What this task involves | Track down every line below that holds "external" and copy it.

Dataset records |
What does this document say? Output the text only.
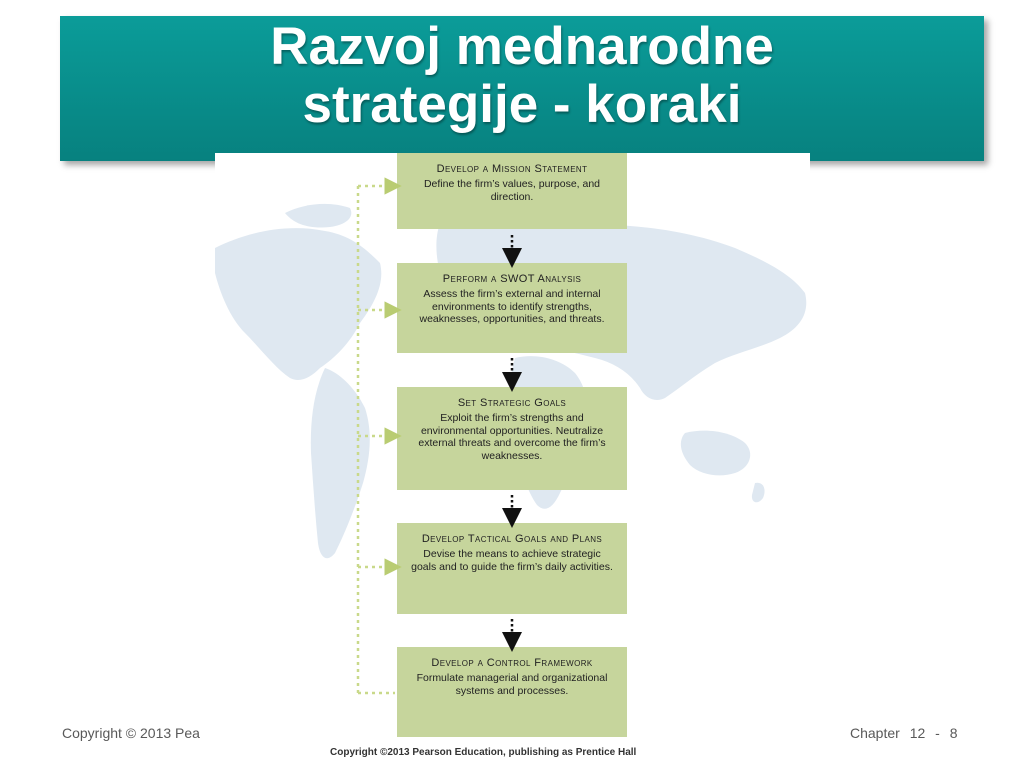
Razvoj mednarodne
strategije - koraki
Develop a Mission Statement
Define the firm’s values, purpose, and direction.
Perform a SWOT Analysis
Assess the firm’s external and internal environments to identify strengths, weaknesses, opportunities, and threats.
Set Strategic Goals
Exploit the firm’s strengths and environmental opportunities. Neutralize external threats and overcome the firm’s weaknesses.
Develop Tactical Goals and Plans
Devise the means to achieve strategic goals and to guide the firm’s daily activities.
Develop a Control Framework
Formulate managerial and organizational systems and processes.
Copyright © 2013 Pea	Chapter 12 - 8
Copyright ©2013 Pearson Education, publishing as Prentice Hall
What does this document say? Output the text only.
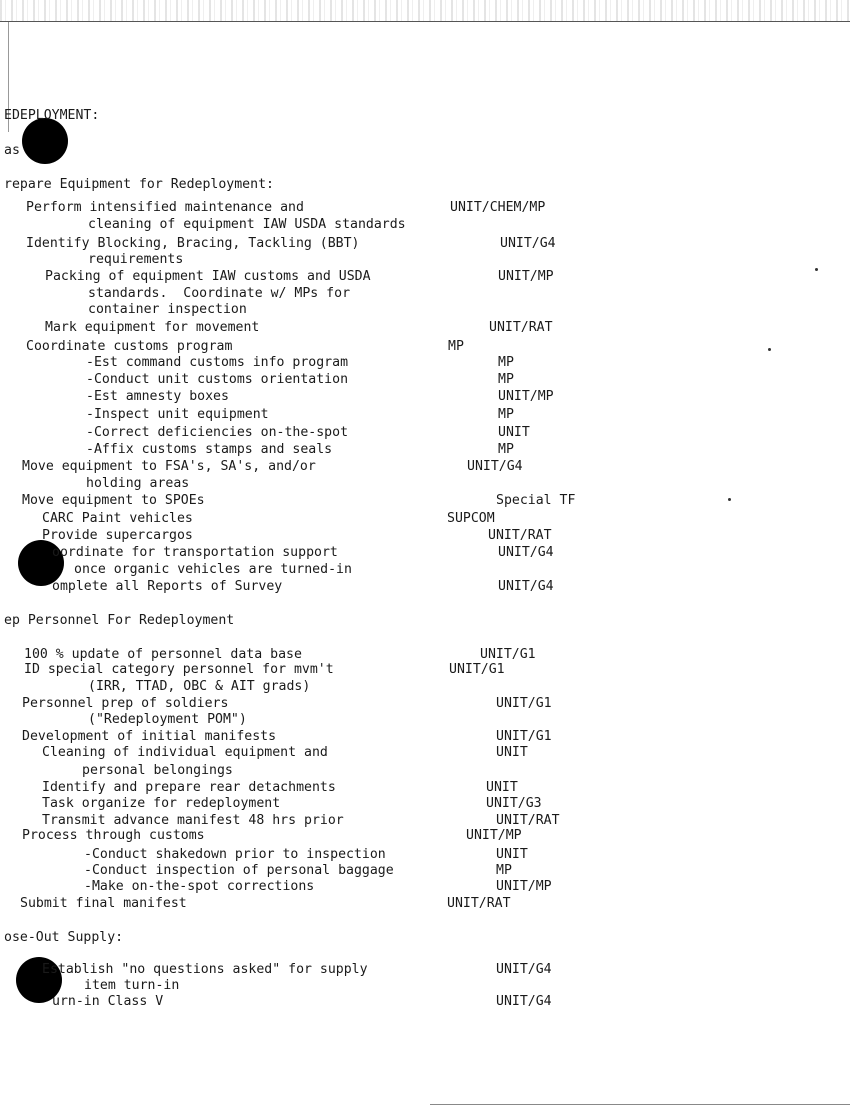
EDEPLOYMENT:
as
repare Equipment for Redeployment:
Perform intensified maintenance and	UNIT/CHEM/MP
cleaning of equipment IAW USDA standards
Identify Blocking, Bracing, Tackling (BBT)	UNIT/G4
requirements
Packing of equipment IAW customs and USDA	UNIT/MP
standards.  Coordinate w/ MPs for
container inspection
Mark equipment for movement	UNIT/RAT
Coordinate customs program	MP
-Est command customs info program	MP
-Conduct unit customs orientation	MP
-Est amnesty boxes	UNIT/MP
-Inspect unit equipment	MP
-Correct deficiencies on-the-spot	UNIT
-Affix customs stamps and seals	MP
Move equipment to FSA's, SA's, and/or	UNIT/G4
holding areas
Move equipment to SPOEs	Special TF
CARC Paint vehicles	SUPCOM
Provide supercargos	UNIT/RAT
oordinate for transportation support	UNIT/G4
once organic vehicles are turned-in
omplete all Reports of Survey	UNIT/G4
ep Personnel For Redeployment
100 % update of personnel data base	UNIT/G1
ID special category personnel for mvm't	UNIT/G1
(IRR, TTAD, OBC & AIT grads)
Personnel prep of soldiers	UNIT/G1
("Redeployment POM")
Development of initial manifests	UNIT/G1
Cleaning of individual equipment and	UNIT
personal belongings
Identify and prepare rear detachments	UNIT
Task organize for redeployment	UNIT/G3
Transmit advance manifest 48 hrs prior	UNIT/RAT
Process through customs	UNIT/MP
-Conduct shakedown prior to inspection	UNIT
-Conduct inspection of personal baggage	MP
-Make on-the-spot corrections	UNIT/MP
Submit final manifest	UNIT/RAT
ose-Out Supply:
Establish "no questions asked" for supply	UNIT/G4
item turn-in
urn-in Class V	UNIT/G4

Response below |
Assess the firm’s external and internal environments to identify strengths, weaknesses, opportunities, and threats.
Exploit the firm’s strengths and environmental opportunities. Neutralize external threats and overcome the firm’s weaknesses.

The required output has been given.